Problem requirements:
Each record needs to be echoed exactly; can you do that?

Available records:

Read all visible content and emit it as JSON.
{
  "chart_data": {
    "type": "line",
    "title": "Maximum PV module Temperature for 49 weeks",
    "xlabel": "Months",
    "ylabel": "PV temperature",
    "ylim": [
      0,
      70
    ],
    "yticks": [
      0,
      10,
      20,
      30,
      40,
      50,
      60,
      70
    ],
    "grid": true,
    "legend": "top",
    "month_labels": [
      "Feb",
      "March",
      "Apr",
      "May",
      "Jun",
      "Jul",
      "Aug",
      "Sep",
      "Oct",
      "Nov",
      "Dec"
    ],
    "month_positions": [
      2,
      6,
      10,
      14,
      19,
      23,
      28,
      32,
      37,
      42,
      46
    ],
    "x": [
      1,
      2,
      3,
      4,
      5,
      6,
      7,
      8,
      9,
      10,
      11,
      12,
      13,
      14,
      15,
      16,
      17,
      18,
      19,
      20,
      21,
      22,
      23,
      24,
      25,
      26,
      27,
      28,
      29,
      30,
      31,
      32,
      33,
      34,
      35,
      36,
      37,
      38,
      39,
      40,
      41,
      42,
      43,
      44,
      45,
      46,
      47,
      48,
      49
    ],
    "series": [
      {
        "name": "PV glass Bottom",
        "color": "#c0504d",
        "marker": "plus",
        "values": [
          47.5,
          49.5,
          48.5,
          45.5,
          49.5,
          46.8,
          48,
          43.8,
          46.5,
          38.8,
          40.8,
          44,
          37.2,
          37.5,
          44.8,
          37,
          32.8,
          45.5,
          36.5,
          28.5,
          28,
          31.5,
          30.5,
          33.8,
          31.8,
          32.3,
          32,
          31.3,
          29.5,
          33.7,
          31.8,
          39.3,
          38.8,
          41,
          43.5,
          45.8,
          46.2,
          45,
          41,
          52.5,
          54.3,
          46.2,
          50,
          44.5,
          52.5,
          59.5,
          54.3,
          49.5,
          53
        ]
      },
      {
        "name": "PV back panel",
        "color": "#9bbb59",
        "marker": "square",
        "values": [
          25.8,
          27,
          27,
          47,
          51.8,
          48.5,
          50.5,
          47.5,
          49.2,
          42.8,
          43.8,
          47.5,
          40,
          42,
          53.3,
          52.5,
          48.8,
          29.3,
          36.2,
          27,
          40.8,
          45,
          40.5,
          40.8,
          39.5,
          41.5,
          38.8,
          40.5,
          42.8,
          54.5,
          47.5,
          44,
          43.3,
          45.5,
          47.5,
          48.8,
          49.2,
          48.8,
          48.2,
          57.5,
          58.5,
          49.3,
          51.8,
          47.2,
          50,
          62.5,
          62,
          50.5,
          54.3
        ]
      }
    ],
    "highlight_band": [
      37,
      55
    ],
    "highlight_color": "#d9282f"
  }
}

Worked answer:
Read all visible content and emit it as JSON.
{
  "chart_data": {
    "type": "line",
    "title": "Maximum PV module Temperature for 49 weeks",
    "xlabel": "Months",
    "ylabel": "PV temperature",
    "ylim": [
      0,
      70
    ],
    "yticks": [
      0,
      10,
      20,
      30,
      40,
      50,
      60,
      70
    ],
    "grid": true,
    "legend": "top",
    "month_labels": [
      "Feb",
      "March",
      "Apr",
      "May",
      "Jun",
      "Jul",
      "Aug",
      "Sep",
      "Oct",
      "Nov",
      "Dec"
    ],
    "month_positions": [
      2,
      6,
      10,
      14,
      19,
      23,
      28,
      32,
      37,
      42,
      46
    ],
    "x": [
      1,
      2,
      3,
      4,
      5,
      6,
      7,
      8,
      9,
      10,
      11,
      12,
      13,
      14,
      15,
      16,
      17,
      18,
      19,
      20,
      21,
      22,
      23,
      24,
      25,
      26,
      27,
      28,
      29,
      30,
      31,
      32,
      33,
      34,
      35,
      36,
      37,
      38,
      39,
      40,
      41,
      42,
      43,
      44,
      45,
      46,
      47,
      48,
      49
    ],
    "series": [
      {
        "name": "PV glass Bottom",
        "color": "#c0504d",
        "marker": "plus",
        "values": [
          47.5,
          49.5,
          48.5,
          45.5,
          49.5,
          46.8,
          48,
          43.8,
          46.5,
          38.8,
          40.8,
          44,
          37.2,
          37.5,
          44.8,
          37,
          32.8,
          45.5,
          36.5,
          28.5,
          28,
          31.5,
          30.5,
          33.8,
          31.8,
          32.3,
          32,
          31.3,
          29.5,
          33.7,
          31.8,
          39.3,
          38.8,
          41,
          43.5,
          45.8,
          46.2,
          45,
          41,
          52.5,
          54.3,
          46.2,
          50,
          44.5,
          52.5,
          59.5,
          54.3,
          49.5,
          53
        ]
      },
      {
        "name": "PV back panel",
        "color": "#9bbb59",
        "marker": "square",
        "values": [
          25.8,
          27,
          27,
          47,
          51.8,
          48.5,
          50.5,
          47.5,
          49.2,
          42.8,
          43.8,
          47.5,
          40,
          42,
          53.3,
          52.5,
          48.8,
          29.3,
          36.2,
          27,
          40.8,
          45,
          40.5,
          40.8,
          39.5,
          41.5,
          38.8,
          40.5,
          42.8,
          54.5,
          47.5,
          44,
          43.3,
          45.5,
          47.5,
          48.8,
          49.2,
          48.8,
          48.2,
          57.5,
          58.5,
          49.3,
          51.8,
          47.2,
          50,
          62.5,
          62,
          50.5,
          54.3
        ]
      }
    ],
    "highlight_band": [
      37,
      55
    ],
    "highlight_color": "#d9282f"
  }
}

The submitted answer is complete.